** begin Recorded information **

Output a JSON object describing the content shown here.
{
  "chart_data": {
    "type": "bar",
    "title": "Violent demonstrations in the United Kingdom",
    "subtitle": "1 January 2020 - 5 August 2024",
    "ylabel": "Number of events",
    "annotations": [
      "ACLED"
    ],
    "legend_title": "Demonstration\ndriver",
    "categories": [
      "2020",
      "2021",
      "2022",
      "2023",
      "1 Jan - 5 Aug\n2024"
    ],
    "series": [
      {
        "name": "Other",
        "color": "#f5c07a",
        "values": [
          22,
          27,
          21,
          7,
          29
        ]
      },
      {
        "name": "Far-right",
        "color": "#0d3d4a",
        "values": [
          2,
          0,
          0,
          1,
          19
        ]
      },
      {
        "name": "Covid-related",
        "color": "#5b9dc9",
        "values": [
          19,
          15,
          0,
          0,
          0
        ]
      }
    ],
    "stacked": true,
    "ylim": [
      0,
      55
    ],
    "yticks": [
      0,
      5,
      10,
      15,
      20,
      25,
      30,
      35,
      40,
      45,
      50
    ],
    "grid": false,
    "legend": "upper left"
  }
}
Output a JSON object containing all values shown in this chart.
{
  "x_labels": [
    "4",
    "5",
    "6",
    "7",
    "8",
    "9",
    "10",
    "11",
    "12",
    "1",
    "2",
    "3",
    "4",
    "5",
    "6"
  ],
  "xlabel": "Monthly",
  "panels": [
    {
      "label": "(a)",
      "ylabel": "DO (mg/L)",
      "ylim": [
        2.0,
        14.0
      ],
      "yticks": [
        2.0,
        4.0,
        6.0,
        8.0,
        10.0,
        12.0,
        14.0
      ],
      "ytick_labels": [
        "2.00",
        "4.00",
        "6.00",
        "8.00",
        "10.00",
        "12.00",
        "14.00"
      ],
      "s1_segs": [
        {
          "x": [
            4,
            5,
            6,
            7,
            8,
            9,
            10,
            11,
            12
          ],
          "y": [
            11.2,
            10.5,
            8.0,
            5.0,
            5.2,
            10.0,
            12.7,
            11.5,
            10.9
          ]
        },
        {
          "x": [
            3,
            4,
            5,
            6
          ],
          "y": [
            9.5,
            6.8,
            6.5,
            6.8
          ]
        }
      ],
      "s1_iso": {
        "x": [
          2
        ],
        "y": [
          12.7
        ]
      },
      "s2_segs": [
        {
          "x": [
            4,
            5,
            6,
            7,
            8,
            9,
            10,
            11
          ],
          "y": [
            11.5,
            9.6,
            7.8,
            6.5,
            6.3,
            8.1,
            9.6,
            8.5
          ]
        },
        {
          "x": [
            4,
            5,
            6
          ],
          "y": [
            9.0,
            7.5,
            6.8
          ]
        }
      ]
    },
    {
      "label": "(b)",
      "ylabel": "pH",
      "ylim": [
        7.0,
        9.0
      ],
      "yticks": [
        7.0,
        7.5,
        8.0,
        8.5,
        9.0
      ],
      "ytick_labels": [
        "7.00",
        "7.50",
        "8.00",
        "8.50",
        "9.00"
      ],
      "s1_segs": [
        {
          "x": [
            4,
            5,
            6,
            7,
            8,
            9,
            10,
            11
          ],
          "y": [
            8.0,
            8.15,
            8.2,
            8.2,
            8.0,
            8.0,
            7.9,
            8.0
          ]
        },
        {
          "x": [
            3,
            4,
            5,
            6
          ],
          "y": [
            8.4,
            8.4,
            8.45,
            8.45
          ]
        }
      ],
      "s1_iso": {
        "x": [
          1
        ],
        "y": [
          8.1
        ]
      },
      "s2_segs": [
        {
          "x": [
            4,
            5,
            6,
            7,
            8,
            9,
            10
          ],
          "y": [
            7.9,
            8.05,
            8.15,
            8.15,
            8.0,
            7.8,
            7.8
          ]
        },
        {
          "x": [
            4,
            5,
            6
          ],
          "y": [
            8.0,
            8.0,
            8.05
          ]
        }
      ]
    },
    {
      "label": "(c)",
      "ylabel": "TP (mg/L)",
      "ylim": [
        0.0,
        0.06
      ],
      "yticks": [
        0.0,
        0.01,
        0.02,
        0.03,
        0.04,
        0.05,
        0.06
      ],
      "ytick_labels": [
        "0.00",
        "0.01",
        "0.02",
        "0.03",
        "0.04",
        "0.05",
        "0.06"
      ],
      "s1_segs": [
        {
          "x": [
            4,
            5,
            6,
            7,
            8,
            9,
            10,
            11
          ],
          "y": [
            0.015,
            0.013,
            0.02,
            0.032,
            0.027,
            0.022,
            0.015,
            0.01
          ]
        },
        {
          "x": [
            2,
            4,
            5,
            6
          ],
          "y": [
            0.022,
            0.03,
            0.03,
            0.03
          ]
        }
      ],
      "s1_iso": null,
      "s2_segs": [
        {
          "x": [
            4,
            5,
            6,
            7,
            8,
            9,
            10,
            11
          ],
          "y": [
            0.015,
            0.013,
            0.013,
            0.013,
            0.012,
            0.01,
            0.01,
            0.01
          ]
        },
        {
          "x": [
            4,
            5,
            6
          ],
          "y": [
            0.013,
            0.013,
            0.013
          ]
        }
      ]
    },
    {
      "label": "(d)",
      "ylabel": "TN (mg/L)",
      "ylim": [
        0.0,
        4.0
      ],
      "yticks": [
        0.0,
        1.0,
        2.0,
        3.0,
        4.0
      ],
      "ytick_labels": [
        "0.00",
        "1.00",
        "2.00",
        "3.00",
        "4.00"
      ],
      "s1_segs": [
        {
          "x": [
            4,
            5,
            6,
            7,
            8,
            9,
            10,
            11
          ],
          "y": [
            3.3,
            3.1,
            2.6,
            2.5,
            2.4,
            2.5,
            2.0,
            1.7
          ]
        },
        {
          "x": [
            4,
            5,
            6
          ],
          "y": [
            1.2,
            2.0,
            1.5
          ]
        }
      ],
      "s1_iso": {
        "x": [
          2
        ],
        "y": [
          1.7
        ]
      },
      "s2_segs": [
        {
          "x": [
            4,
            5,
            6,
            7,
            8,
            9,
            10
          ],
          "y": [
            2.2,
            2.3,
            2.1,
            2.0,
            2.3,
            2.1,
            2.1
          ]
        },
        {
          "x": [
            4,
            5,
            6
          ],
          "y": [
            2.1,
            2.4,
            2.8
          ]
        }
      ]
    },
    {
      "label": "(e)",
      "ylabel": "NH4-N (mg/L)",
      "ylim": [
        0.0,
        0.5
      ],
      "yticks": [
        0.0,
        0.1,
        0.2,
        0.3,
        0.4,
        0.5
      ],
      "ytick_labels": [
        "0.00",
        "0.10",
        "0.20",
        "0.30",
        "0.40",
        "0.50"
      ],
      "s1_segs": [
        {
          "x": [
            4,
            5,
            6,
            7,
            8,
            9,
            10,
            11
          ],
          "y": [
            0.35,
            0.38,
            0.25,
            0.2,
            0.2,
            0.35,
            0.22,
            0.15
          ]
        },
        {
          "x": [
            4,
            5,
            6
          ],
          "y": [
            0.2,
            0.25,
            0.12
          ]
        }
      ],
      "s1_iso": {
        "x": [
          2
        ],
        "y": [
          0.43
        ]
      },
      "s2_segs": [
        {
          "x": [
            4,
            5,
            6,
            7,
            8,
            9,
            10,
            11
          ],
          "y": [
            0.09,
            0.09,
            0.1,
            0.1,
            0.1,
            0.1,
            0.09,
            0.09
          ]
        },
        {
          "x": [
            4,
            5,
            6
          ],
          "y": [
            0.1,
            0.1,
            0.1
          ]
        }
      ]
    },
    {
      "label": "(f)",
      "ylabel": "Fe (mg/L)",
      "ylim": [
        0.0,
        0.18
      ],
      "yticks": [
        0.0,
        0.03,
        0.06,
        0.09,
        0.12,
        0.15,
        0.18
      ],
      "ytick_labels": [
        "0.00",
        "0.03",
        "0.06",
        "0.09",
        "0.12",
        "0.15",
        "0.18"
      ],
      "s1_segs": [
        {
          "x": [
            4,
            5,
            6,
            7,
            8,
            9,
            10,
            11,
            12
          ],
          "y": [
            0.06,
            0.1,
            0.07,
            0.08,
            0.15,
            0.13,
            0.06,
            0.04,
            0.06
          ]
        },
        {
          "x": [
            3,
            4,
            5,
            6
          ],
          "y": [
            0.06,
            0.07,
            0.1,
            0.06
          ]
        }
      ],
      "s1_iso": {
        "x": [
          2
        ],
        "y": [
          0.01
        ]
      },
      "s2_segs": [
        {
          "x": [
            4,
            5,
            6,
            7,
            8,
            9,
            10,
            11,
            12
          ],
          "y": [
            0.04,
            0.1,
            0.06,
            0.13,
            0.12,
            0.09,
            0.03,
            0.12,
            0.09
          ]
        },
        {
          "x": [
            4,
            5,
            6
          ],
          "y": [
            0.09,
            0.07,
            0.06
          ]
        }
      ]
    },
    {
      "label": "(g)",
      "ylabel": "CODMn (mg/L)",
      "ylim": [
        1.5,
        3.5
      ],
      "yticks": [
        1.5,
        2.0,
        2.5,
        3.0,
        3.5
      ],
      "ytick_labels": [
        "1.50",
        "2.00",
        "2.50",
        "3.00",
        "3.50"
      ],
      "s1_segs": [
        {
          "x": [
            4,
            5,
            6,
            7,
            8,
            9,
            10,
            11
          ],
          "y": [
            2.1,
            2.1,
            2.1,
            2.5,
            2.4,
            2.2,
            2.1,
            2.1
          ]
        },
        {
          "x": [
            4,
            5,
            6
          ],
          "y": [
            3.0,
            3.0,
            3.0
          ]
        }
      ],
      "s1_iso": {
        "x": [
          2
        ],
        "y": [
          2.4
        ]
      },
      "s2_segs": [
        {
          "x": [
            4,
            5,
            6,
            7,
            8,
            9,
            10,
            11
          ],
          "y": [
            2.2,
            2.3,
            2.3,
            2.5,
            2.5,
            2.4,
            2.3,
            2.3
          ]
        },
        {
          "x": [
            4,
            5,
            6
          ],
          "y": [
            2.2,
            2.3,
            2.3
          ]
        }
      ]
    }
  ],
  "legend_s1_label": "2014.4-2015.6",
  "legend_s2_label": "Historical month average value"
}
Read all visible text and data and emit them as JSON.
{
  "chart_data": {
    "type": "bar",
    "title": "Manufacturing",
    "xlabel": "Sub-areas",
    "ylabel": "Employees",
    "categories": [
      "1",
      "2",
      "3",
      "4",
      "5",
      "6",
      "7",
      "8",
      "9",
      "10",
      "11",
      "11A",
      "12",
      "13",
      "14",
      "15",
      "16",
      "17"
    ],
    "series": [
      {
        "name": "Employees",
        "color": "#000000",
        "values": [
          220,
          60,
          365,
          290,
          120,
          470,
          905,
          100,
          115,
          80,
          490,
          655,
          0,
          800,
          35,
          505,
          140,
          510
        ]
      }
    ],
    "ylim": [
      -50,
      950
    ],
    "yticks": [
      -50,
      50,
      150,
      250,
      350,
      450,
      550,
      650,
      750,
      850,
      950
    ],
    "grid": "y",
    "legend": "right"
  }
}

** end Recorded information **

> [Task description]: Transcribe, word for word, every line from the one containing "Read all visible" through the final line of the entries, and nothing else.

> [Result for this task]:
Read all visible text and data and emit them as JSON.
{
  "chart_data": {
    "type": "bar",
    "title": "Manufacturing",
    "xlabel": "Sub-areas",
    "ylabel": "Employees",
    "categories": [
      "1",
      "2",
      "3",
      "4",
      "5",
      "6",
      "7",
      "8",
      "9",
      "10",
      "11",
      "11A",
      "12",
      "13",
      "14",
      "15",
      "16",
      "17"
    ],
    "series": [
      {
        "name": "Employees",
        "color": "#000000",
        "values": [
          220,
          60,
          365,
          290,
          120,
          470,
          905,
          100,
          115,
          80,
          490,
          655,
          0,
          800,
          35,
          505,
          140,
          510
        ]
      }
    ],
    "ylim": [
      -50,
      950
    ],
    "yticks": [
      -50,
      50,
      150,
      250,
      350,
      450,
      550,
      650,
      750,
      850,
      950
    ],
    "grid": "y",
    "legend": "right"
  }
}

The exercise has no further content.